# YOUR OBJECTIVE
Print, exactly and completely, every entry in the data.

[Data listing]
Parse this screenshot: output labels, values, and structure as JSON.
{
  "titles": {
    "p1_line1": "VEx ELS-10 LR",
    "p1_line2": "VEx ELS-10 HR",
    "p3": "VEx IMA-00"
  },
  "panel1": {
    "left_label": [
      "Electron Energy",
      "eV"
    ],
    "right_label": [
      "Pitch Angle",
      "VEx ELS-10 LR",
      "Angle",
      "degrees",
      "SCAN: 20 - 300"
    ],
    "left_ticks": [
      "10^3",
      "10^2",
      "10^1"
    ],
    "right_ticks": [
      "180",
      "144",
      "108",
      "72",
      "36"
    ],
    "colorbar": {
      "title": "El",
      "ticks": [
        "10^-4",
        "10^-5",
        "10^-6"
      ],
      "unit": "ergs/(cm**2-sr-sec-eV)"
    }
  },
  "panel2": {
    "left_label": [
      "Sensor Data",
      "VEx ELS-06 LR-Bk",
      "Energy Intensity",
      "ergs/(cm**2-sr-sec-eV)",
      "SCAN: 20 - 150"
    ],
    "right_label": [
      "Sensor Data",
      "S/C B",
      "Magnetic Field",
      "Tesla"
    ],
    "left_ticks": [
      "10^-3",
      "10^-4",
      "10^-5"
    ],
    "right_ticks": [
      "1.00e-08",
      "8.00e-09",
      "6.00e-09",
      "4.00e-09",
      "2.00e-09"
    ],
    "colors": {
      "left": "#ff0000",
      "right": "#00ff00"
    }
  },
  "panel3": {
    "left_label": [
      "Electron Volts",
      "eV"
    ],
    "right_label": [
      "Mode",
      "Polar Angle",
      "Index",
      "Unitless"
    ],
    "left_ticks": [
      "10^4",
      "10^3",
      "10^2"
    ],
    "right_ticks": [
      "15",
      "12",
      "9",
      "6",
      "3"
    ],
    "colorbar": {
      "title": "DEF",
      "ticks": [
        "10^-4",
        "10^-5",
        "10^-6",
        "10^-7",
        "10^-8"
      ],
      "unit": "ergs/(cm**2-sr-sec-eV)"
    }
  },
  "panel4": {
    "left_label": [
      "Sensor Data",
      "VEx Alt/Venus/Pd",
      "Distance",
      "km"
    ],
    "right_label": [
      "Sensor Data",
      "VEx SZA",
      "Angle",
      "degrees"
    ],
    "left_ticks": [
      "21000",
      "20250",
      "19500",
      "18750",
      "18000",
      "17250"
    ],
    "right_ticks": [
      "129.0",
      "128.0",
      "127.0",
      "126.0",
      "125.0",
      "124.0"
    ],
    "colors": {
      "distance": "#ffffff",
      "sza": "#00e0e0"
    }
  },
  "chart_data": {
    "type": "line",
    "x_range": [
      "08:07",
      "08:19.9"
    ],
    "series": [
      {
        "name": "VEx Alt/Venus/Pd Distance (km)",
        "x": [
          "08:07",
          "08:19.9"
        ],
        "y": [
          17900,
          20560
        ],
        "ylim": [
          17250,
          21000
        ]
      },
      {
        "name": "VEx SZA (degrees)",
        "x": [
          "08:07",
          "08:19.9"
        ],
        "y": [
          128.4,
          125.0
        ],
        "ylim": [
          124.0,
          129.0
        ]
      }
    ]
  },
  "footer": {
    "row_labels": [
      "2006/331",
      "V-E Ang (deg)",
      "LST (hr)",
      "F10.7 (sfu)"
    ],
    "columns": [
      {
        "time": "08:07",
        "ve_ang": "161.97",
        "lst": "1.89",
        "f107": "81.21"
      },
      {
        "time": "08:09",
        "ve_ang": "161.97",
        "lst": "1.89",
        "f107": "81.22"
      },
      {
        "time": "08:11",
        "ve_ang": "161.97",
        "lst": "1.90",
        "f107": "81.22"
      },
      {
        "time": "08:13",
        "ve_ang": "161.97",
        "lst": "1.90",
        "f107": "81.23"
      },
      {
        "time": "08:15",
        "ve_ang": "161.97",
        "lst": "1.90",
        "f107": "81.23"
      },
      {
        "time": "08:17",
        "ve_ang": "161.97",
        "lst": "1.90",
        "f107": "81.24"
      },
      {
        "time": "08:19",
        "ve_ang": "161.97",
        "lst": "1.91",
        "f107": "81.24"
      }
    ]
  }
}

# TASK ANSWER
Parse this screenshot: output labels, values, and structure as JSON.
{
  "titles": {
    "p1_line1": "VEx ELS-10 LR",
    "p1_line2": "VEx ELS-10 HR",
    "p3": "VEx IMA-00"
  },
  "panel1": {
    "left_label": [
      "Electron Energy",
      "eV"
    ],
    "right_label": [
      "Pitch Angle",
      "VEx ELS-10 LR",
      "Angle",
      "degrees",
      "SCAN: 20 - 300"
    ],
    "left_ticks": [
      "10^3",
      "10^2",
      "10^1"
    ],
    "right_ticks": [
      "180",
      "144",
      "108",
      "72",
      "36"
    ],
    "colorbar": {
      "title": "El",
      "ticks": [
        "10^-4",
        "10^-5",
        "10^-6"
      ],
      "unit": "ergs/(cm**2-sr-sec-eV)"
    }
  },
  "panel2": {
    "left_label": [
      "Sensor Data",
      "VEx ELS-06 LR-Bk",
      "Energy Intensity",
      "ergs/(cm**2-sr-sec-eV)",
      "SCAN: 20 - 150"
    ],
    "right_label": [
      "Sensor Data",
      "S/C B",
      "Magnetic Field",
      "Tesla"
    ],
    "left_ticks": [
      "10^-3",
      "10^-4",
      "10^-5"
    ],
    "right_ticks": [
      "1.00e-08",
      "8.00e-09",
      "6.00e-09",
      "4.00e-09",
      "2.00e-09"
    ],
    "colors": {
      "left": "#ff0000",
      "right": "#00ff00"
    }
  },
  "panel3": {
    "left_label": [
      "Electron Volts",
      "eV"
    ],
    "right_label": [
      "Mode",
      "Polar Angle",
      "Index",
      "Unitless"
    ],
    "left_ticks": [
      "10^4",
      "10^3",
      "10^2"
    ],
    "right_ticks": [
      "15",
      "12",
      "9",
      "6",
      "3"
    ],
    "colorbar": {
      "title": "DEF",
      "ticks": [
        "10^-4",
        "10^-5",
        "10^-6",
        "10^-7",
        "10^-8"
      ],
      "unit": "ergs/(cm**2-sr-sec-eV)"
    }
  },
  "panel4": {
    "left_label": [
      "Sensor Data",
      "VEx Alt/Venus/Pd",
      "Distance",
      "km"
    ],
    "right_label": [
      "Sensor Data",
      "VEx SZA",
      "Angle",
      "degrees"
    ],
    "left_ticks": [
      "21000",
      "20250",
      "19500",
      "18750",
      "18000",
      "17250"
    ],
    "right_ticks": [
      "129.0",
      "128.0",
      "127.0",
      "126.0",
      "125.0",
      "124.0"
    ],
    "colors": {
      "distance": "#ffffff",
      "sza": "#00e0e0"
    }
  },
  "chart_data": {
    "type": "line",
    "x_range": [
      "08:07",
      "08:19.9"
    ],
    "series": [
      {
        "name": "VEx Alt/Venus/Pd Distance (km)",
        "x": [
          "08:07",
          "08:19.9"
        ],
        "y": [
          17900,
          20560
        ],
        "ylim": [
          17250,
          21000
        ]
      },
      {
        "name": "VEx SZA (degrees)",
        "x": [
          "08:07",
          "08:19.9"
        ],
        "y": [
          128.4,
          125.0
        ],
        "ylim": [
          124.0,
          129.0
        ]
      }
    ]
  },
  "footer": {
    "row_labels": [
      "2006/331",
      "V-E Ang (deg)",
      "LST (hr)",
      "F10.7 (sfu)"
    ],
    "columns": [
      {
        "time": "08:07",
        "ve_ang": "161.97",
        "lst": "1.89",
        "f107": "81.21"
      },
      {
        "time": "08:09",
        "ve_ang": "161.97",
        "lst": "1.89",
        "f107": "81.22"
      },
      {
        "time": "08:11",
        "ve_ang": "161.97",
        "lst": "1.90",
        "f107": "81.22"
      },
      {
        "time": "08:13",
        "ve_ang": "161.97",
        "lst": "1.90",
        "f107": "81.23"
      },
      {
        "time": "08:15",
        "ve_ang": "161.97",
        "lst": "1.90",
        "f107": "81.23"
      },
      {
        "time": "08:17",
        "ve_ang": "161.97",
        "lst": "1.90",
        "f107": "81.24"
      },
      {
        "time": "08:19",
        "ve_ang": "161.97",
        "lst": "1.91",
        "f107": "81.24"
      }
    ]
  }
}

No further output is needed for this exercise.